## Direction
Write out the entire listing below exactly as it appears, minus any pictures.

───── Provided entries ─────

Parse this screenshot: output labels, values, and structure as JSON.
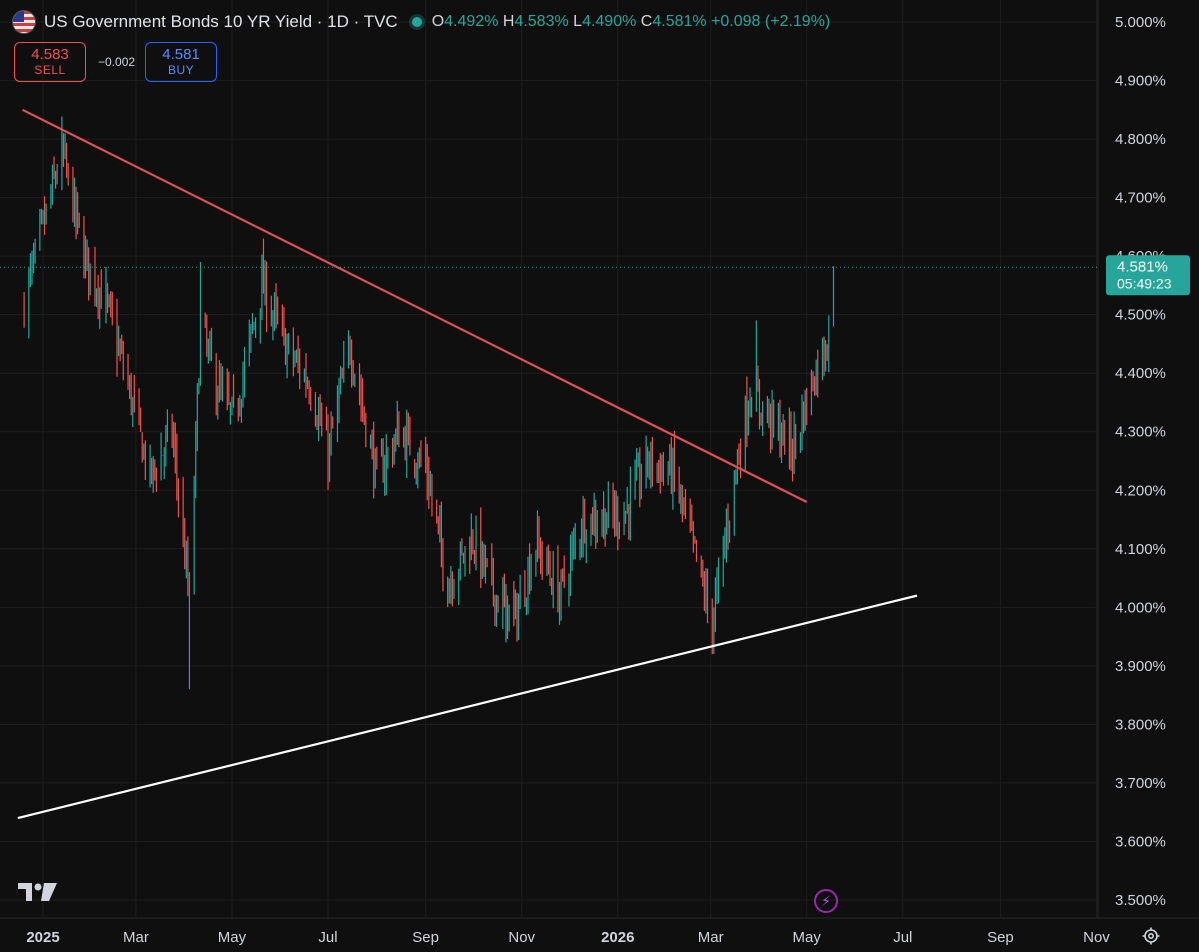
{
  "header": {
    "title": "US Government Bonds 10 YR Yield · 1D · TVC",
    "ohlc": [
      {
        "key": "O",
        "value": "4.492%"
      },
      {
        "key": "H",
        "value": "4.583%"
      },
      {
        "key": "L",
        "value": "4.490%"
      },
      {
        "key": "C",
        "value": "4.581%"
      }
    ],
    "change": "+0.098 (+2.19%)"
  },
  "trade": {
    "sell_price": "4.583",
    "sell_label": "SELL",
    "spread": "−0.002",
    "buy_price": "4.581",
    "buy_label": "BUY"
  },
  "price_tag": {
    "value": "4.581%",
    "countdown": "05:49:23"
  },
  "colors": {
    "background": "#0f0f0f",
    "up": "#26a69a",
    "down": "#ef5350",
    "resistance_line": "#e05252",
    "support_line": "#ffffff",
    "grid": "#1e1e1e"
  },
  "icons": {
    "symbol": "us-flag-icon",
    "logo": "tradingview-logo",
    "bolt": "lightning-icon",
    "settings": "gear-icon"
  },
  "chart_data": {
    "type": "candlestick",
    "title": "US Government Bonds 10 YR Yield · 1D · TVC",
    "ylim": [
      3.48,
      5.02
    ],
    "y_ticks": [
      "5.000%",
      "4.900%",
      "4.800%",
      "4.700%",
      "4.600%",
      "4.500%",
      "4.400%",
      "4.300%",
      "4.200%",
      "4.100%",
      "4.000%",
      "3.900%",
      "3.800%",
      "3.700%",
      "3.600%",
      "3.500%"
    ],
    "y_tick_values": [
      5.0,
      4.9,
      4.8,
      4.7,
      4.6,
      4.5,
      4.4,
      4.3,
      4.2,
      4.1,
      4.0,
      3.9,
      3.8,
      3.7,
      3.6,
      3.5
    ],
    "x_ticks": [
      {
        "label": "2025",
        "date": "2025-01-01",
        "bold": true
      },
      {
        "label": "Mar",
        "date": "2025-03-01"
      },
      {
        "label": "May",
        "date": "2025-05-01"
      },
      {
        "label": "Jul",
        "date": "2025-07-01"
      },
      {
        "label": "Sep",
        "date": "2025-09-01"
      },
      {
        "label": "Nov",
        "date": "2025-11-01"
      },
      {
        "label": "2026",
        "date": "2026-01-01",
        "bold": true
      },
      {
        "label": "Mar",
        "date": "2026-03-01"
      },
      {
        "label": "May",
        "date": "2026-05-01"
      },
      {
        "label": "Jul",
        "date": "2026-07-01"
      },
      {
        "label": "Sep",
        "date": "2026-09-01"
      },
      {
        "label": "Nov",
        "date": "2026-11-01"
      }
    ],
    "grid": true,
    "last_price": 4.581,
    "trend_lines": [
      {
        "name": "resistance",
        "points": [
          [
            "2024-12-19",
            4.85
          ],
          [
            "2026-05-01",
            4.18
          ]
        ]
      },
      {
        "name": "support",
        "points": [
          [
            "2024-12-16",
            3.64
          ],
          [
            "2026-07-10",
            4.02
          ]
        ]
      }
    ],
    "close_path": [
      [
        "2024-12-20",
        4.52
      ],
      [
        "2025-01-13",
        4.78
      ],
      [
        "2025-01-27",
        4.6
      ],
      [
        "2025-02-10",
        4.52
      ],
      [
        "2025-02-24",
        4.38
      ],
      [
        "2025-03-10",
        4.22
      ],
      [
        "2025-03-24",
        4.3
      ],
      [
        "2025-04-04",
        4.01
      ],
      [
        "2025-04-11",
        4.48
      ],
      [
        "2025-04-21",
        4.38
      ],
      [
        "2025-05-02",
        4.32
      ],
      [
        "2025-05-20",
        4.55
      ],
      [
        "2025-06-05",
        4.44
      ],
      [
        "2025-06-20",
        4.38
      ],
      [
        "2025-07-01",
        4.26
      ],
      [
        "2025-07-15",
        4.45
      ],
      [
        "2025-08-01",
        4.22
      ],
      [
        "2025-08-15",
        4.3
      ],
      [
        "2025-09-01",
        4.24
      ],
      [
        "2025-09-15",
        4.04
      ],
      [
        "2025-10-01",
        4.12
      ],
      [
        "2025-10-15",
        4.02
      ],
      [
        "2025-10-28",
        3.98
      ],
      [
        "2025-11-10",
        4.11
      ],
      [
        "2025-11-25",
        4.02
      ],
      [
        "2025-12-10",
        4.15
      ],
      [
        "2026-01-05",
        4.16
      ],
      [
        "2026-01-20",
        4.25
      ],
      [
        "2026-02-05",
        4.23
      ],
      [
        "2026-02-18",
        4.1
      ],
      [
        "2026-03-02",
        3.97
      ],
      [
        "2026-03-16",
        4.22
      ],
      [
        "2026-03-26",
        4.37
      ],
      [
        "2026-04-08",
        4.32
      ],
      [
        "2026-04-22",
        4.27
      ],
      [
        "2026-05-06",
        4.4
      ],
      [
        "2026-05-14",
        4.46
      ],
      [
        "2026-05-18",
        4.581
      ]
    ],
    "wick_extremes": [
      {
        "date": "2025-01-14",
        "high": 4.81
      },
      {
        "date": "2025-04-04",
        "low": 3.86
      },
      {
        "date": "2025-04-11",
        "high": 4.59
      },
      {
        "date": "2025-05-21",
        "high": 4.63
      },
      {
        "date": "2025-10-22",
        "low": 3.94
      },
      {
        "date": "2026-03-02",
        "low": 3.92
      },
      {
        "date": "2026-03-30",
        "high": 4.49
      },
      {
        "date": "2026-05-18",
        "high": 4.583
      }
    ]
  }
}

─────

## Expected answer
Parse this screenshot: output labels, values, and structure as JSON.
{
  "header": {
    "title": "US Government Bonds 10 YR Yield · 1D · TVC",
    "ohlc": [
      {
        "key": "O",
        "value": "4.492%"
      },
      {
        "key": "H",
        "value": "4.583%"
      },
      {
        "key": "L",
        "value": "4.490%"
      },
      {
        "key": "C",
        "value": "4.581%"
      }
    ],
    "change": "+0.098 (+2.19%)"
  },
  "trade": {
    "sell_price": "4.583",
    "sell_label": "SELL",
    "spread": "−0.002",
    "buy_price": "4.581",
    "buy_label": "BUY"
  },
  "price_tag": {
    "value": "4.581%",
    "countdown": "05:49:23"
  },
  "colors": {
    "background": "#0f0f0f",
    "up": "#26a69a",
    "down": "#ef5350",
    "resistance_line": "#e05252",
    "support_line": "#ffffff",
    "grid": "#1e1e1e"
  },
  "icons": {
    "symbol": "us-flag-icon",
    "logo": "tradingview-logo",
    "bolt": "lightning-icon",
    "settings": "gear-icon"
  },
  "chart_data": {
    "type": "candlestick",
    "title": "US Government Bonds 10 YR Yield · 1D · TVC",
    "ylim": [
      3.48,
      5.02
    ],
    "y_ticks": [
      "5.000%",
      "4.900%",
      "4.800%",
      "4.700%",
      "4.600%",
      "4.500%",
      "4.400%",
      "4.300%",
      "4.200%",
      "4.100%",
      "4.000%",
      "3.900%",
      "3.800%",
      "3.700%",
      "3.600%",
      "3.500%"
    ],
    "y_tick_values": [
      5.0,
      4.9,
      4.8,
      4.7,
      4.6,
      4.5,
      4.4,
      4.3,
      4.2,
      4.1,
      4.0,
      3.9,
      3.8,
      3.7,
      3.6,
      3.5
    ],
    "x_ticks": [
      {
        "label": "2025",
        "date": "2025-01-01",
        "bold": true
      },
      {
        "label": "Mar",
        "date": "2025-03-01"
      },
      {
        "label": "May",
        "date": "2025-05-01"
      },
      {
        "label": "Jul",
        "date": "2025-07-01"
      },
      {
        "label": "Sep",
        "date": "2025-09-01"
      },
      {
        "label": "Nov",
        "date": "2025-11-01"
      },
      {
        "label": "2026",
        "date": "2026-01-01",
        "bold": true
      },
      {
        "label": "Mar",
        "date": "2026-03-01"
      },
      {
        "label": "May",
        "date": "2026-05-01"
      },
      {
        "label": "Jul",
        "date": "2026-07-01"
      },
      {
        "label": "Sep",
        "date": "2026-09-01"
      },
      {
        "label": "Nov",
        "date": "2026-11-01"
      }
    ],
    "grid": true,
    "last_price": 4.581,
    "trend_lines": [
      {
        "name": "resistance",
        "points": [
          [
            "2024-12-19",
            4.85
          ],
          [
            "2026-05-01",
            4.18
          ]
        ]
      },
      {
        "name": "support",
        "points": [
          [
            "2024-12-16",
            3.64
          ],
          [
            "2026-07-10",
            4.02
          ]
        ]
      }
    ],
    "close_path": [
      [
        "2024-12-20",
        4.52
      ],
      [
        "2025-01-13",
        4.78
      ],
      [
        "2025-01-27",
        4.6
      ],
      [
        "2025-02-10",
        4.52
      ],
      [
        "2025-02-24",
        4.38
      ],
      [
        "2025-03-10",
        4.22
      ],
      [
        "2025-03-24",
        4.3
      ],
      [
        "2025-04-04",
        4.01
      ],
      [
        "2025-04-11",
        4.48
      ],
      [
        "2025-04-21",
        4.38
      ],
      [
        "2025-05-02",
        4.32
      ],
      [
        "2025-05-20",
        4.55
      ],
      [
        "2025-06-05",
        4.44
      ],
      [
        "2025-06-20",
        4.38
      ],
      [
        "2025-07-01",
        4.26
      ],
      [
        "2025-07-15",
        4.45
      ],
      [
        "2025-08-01",
        4.22
      ],
      [
        "2025-08-15",
        4.3
      ],
      [
        "2025-09-01",
        4.24
      ],
      [
        "2025-09-15",
        4.04
      ],
      [
        "2025-10-01",
        4.12
      ],
      [
        "2025-10-15",
        4.02
      ],
      [
        "2025-10-28",
        3.98
      ],
      [
        "2025-11-10",
        4.11
      ],
      [
        "2025-11-25",
        4.02
      ],
      [
        "2025-12-10",
        4.15
      ],
      [
        "2026-01-05",
        4.16
      ],
      [
        "2026-01-20",
        4.25
      ],
      [
        "2026-02-05",
        4.23
      ],
      [
        "2026-02-18",
        4.1
      ],
      [
        "2026-03-02",
        3.97
      ],
      [
        "2026-03-16",
        4.22
      ],
      [
        "2026-03-26",
        4.37
      ],
      [
        "2026-04-08",
        4.32
      ],
      [
        "2026-04-22",
        4.27
      ],
      [
        "2026-05-06",
        4.4
      ],
      [
        "2026-05-14",
        4.46
      ],
      [
        "2026-05-18",
        4.581
      ]
    ],
    "wick_extremes": [
      {
        "date": "2025-01-14",
        "high": 4.81
      },
      {
        "date": "2025-04-04",
        "low": 3.86
      },
      {
        "date": "2025-04-11",
        "high": 4.59
      },
      {
        "date": "2025-05-21",
        "high": 4.63
      },
      {
        "date": "2025-10-22",
        "low": 3.94
      },
      {
        "date": "2026-03-02",
        "low": 3.92
      },
      {
        "date": "2026-03-30",
        "high": 4.49
      },
      {
        "date": "2026-05-18",
        "high": 4.583
      }
    ]
  }
}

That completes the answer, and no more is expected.